Aim: Filter the entries and keep only the lines where the string "monialaisuus" appears.

Provided records:
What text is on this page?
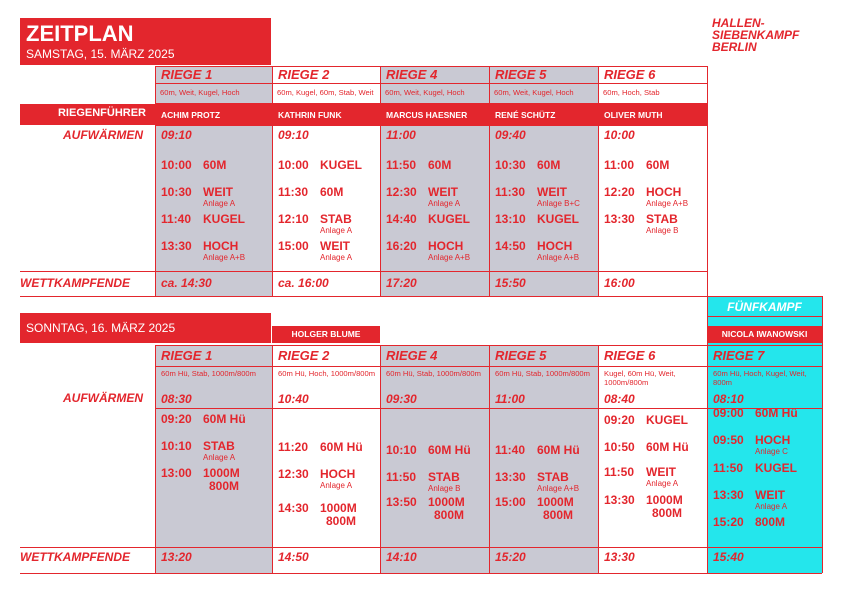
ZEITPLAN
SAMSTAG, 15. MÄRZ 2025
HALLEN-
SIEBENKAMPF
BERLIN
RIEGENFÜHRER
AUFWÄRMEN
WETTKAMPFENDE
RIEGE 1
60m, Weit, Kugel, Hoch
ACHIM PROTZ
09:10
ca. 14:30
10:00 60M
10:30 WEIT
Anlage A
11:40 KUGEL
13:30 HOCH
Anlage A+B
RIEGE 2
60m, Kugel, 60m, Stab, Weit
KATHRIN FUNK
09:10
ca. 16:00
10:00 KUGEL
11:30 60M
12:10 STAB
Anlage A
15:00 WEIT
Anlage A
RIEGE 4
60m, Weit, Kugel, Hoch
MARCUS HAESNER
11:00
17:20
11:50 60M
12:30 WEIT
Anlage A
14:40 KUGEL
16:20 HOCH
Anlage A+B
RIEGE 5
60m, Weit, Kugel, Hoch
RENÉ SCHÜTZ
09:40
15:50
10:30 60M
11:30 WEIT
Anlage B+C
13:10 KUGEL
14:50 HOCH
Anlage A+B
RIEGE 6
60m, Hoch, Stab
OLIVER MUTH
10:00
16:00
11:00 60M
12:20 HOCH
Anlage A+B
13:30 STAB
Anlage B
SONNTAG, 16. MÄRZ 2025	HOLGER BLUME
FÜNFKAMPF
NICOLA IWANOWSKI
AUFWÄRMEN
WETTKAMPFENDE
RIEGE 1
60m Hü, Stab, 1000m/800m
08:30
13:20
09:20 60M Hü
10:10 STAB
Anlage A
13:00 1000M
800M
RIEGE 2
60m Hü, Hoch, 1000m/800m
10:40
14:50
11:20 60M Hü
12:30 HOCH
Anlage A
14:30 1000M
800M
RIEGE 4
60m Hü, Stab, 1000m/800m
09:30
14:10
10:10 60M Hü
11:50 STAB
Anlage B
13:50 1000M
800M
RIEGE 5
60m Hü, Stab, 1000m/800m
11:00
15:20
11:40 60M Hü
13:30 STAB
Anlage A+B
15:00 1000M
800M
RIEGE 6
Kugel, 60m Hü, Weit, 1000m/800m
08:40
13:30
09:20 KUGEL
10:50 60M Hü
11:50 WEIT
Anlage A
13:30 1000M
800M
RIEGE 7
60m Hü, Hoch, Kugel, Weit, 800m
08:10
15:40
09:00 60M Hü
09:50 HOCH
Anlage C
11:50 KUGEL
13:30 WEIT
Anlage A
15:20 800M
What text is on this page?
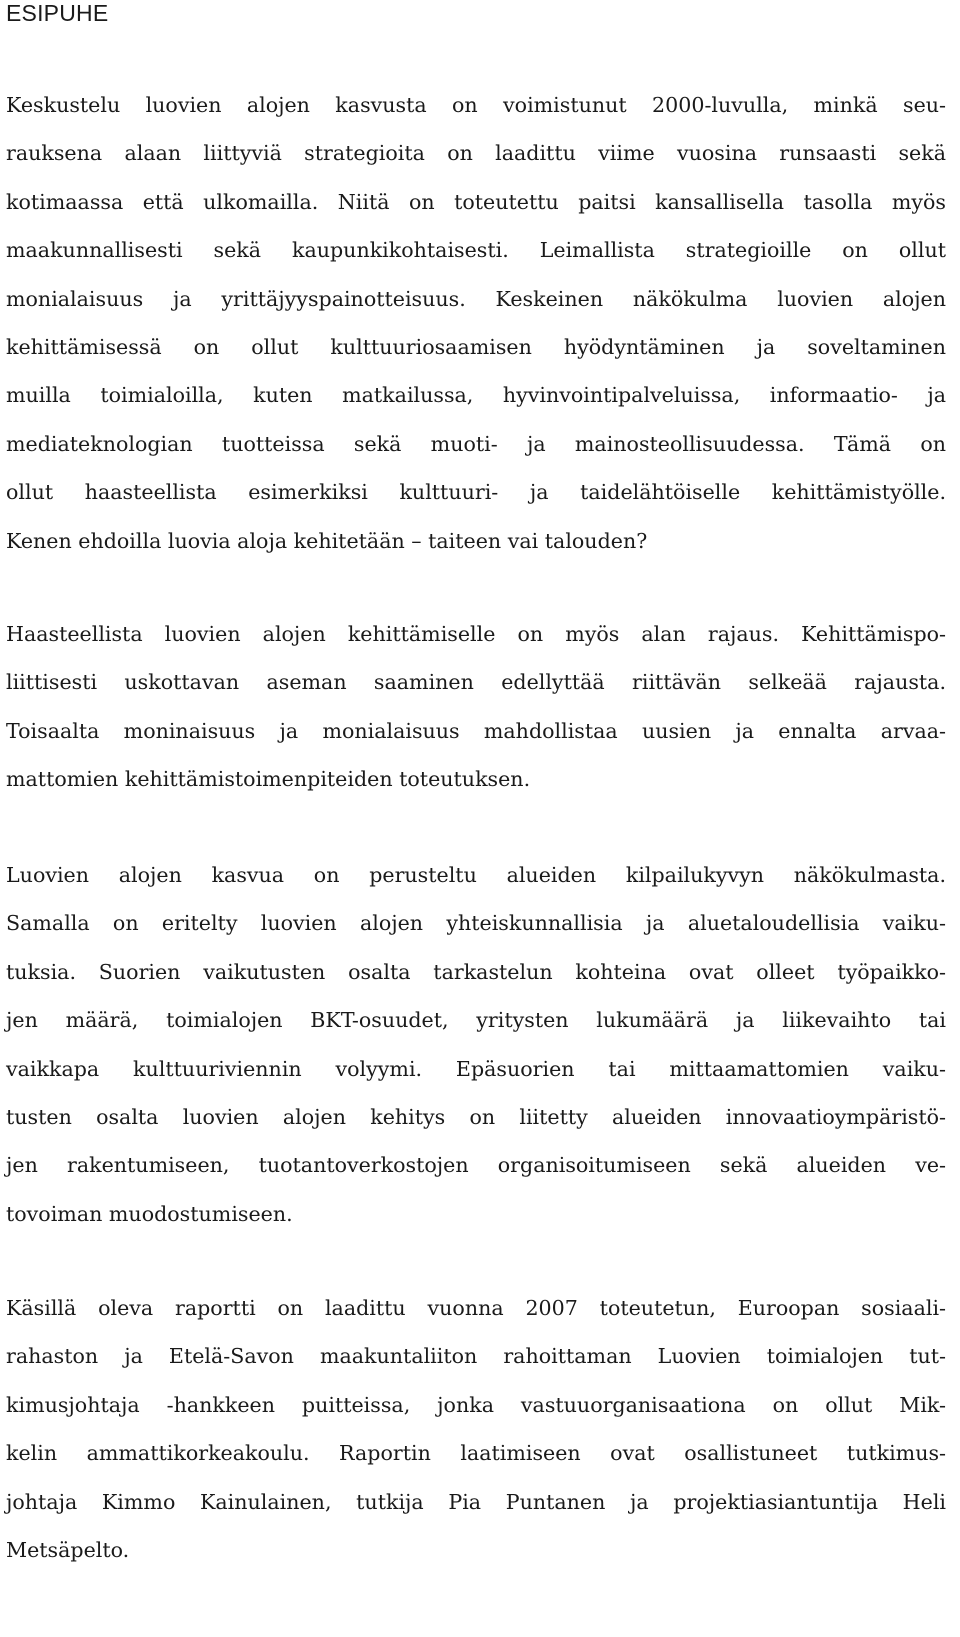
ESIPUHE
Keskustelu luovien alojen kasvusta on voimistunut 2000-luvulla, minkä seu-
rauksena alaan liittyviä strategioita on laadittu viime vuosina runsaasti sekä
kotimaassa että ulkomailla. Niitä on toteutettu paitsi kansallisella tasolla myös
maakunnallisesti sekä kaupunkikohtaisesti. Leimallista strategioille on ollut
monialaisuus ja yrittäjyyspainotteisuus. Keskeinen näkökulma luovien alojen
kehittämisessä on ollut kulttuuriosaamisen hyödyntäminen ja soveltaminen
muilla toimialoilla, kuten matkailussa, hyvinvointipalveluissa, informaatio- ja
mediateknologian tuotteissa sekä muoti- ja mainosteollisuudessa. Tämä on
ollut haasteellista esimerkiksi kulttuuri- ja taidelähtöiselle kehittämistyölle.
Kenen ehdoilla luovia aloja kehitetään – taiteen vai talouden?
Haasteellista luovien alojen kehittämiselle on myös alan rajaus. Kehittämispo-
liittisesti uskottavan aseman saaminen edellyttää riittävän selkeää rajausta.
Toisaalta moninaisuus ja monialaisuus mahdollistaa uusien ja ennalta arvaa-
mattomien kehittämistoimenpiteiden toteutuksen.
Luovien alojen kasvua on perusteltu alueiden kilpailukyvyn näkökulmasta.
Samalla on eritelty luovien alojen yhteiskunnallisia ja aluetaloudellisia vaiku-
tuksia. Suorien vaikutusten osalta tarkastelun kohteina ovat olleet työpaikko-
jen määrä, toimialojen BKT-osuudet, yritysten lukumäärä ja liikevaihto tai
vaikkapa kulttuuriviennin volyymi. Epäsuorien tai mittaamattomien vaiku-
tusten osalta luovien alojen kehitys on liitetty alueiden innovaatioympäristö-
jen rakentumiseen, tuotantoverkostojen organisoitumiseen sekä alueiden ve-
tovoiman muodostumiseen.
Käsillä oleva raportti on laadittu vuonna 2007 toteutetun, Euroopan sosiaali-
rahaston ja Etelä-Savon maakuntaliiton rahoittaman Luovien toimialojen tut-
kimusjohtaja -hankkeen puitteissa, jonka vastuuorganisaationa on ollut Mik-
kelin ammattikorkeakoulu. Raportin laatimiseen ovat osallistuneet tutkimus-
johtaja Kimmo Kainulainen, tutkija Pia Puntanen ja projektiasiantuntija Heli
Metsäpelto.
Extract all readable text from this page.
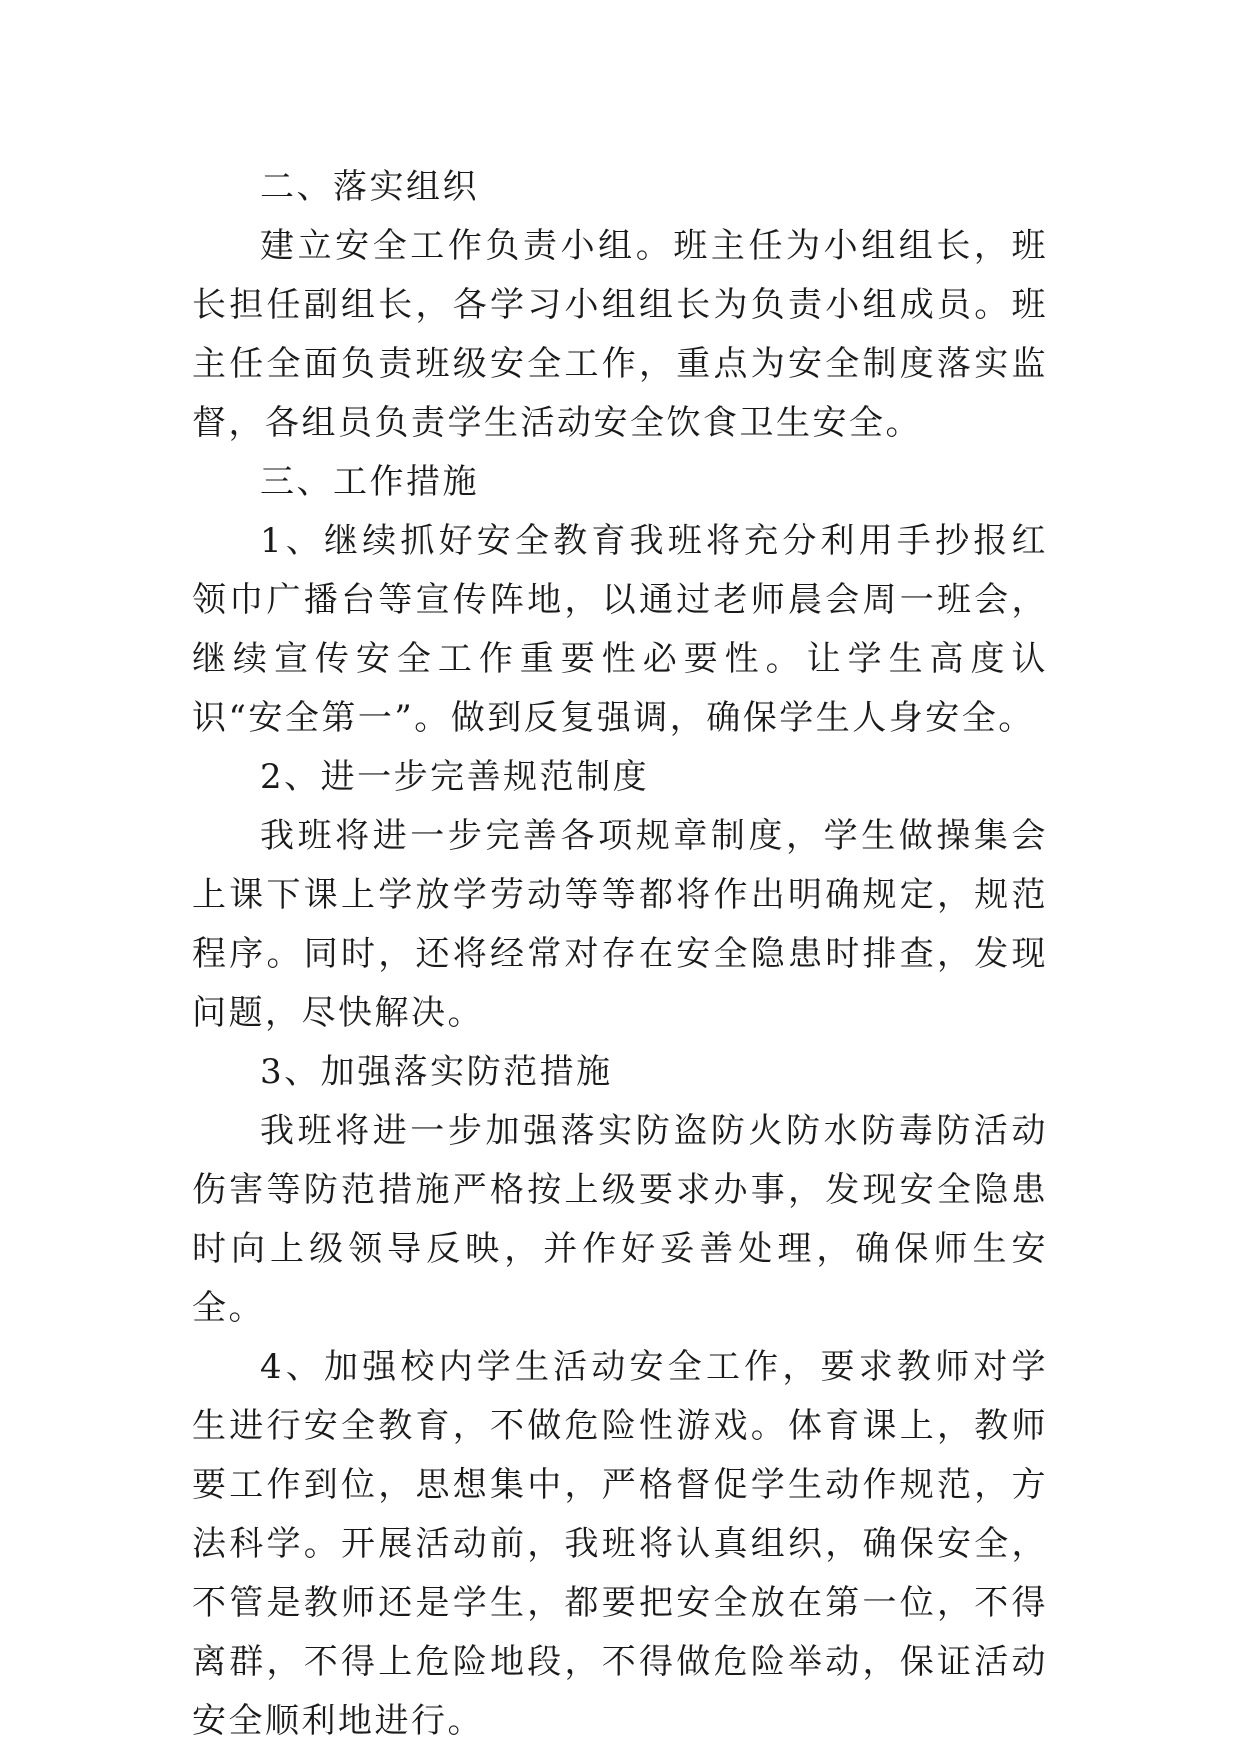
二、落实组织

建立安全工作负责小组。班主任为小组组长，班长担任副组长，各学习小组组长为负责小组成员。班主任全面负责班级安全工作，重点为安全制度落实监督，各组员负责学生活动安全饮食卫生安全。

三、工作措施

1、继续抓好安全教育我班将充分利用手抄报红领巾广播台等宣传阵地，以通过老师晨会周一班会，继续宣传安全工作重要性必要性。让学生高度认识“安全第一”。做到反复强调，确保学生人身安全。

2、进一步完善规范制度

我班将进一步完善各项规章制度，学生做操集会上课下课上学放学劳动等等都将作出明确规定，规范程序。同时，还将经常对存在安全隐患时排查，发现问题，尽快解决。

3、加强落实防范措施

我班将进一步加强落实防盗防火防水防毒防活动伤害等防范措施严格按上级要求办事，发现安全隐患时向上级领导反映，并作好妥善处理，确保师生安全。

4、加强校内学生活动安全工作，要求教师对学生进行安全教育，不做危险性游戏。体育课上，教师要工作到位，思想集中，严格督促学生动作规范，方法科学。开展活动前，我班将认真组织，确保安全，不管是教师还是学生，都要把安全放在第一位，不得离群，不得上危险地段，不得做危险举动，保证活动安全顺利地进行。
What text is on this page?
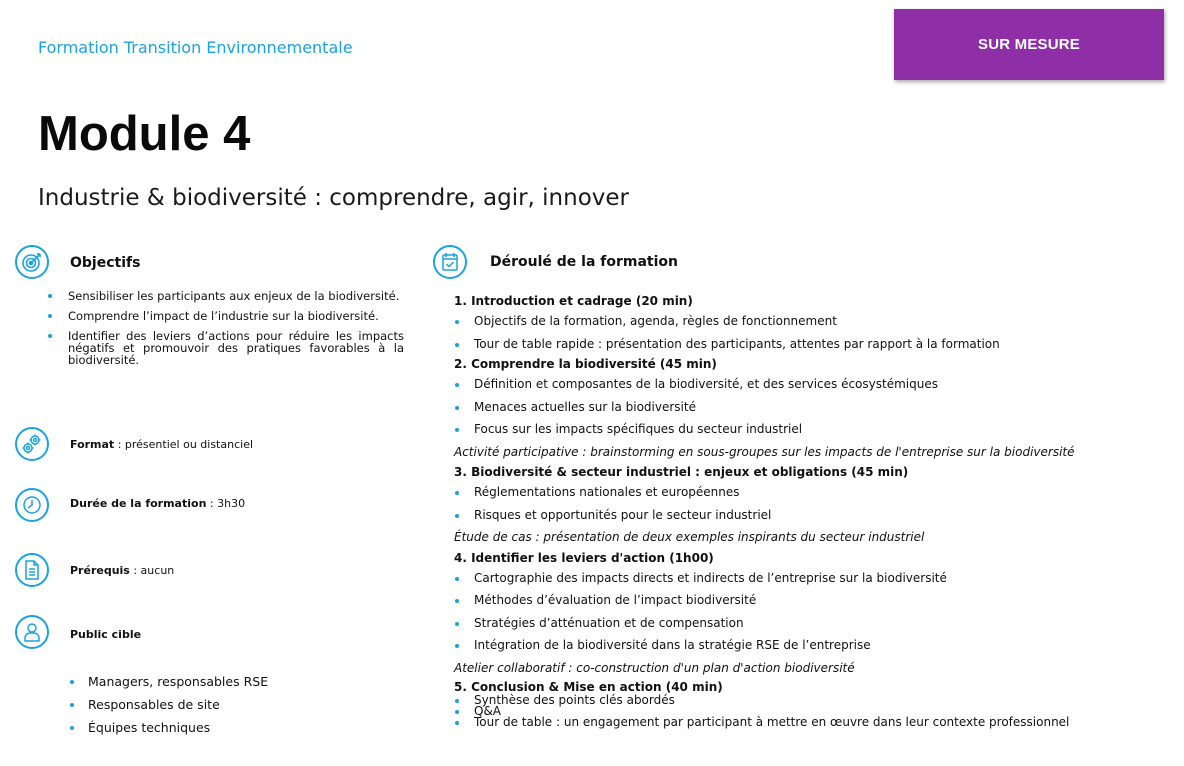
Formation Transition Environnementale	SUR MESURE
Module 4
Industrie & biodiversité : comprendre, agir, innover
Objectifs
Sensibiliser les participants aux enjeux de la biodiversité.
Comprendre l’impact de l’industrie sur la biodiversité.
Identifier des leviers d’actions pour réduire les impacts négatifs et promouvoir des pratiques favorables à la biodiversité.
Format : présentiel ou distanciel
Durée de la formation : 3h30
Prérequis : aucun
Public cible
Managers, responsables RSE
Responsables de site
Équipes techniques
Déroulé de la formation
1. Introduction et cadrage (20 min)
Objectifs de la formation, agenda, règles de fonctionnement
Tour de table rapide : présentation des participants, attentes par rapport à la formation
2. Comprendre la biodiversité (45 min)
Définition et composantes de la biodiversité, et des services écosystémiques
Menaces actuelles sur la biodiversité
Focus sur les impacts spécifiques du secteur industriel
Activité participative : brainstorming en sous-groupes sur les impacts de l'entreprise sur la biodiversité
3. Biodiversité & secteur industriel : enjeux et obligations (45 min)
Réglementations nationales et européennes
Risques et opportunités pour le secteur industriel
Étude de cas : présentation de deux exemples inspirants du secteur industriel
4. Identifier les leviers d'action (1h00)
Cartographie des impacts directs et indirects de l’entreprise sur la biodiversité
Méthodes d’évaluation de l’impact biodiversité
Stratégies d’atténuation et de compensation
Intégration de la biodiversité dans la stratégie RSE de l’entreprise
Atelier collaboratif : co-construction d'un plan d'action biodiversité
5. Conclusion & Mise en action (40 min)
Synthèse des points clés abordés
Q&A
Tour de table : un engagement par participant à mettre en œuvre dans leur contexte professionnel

Full solution:
monialaisuus ja yrittäjyyspainotteisuus. Keskeinen näkökulma luovien alojen
Toisaalta moninaisuus ja monialaisuus mahdollistaa uusien ja ennalta arvaa-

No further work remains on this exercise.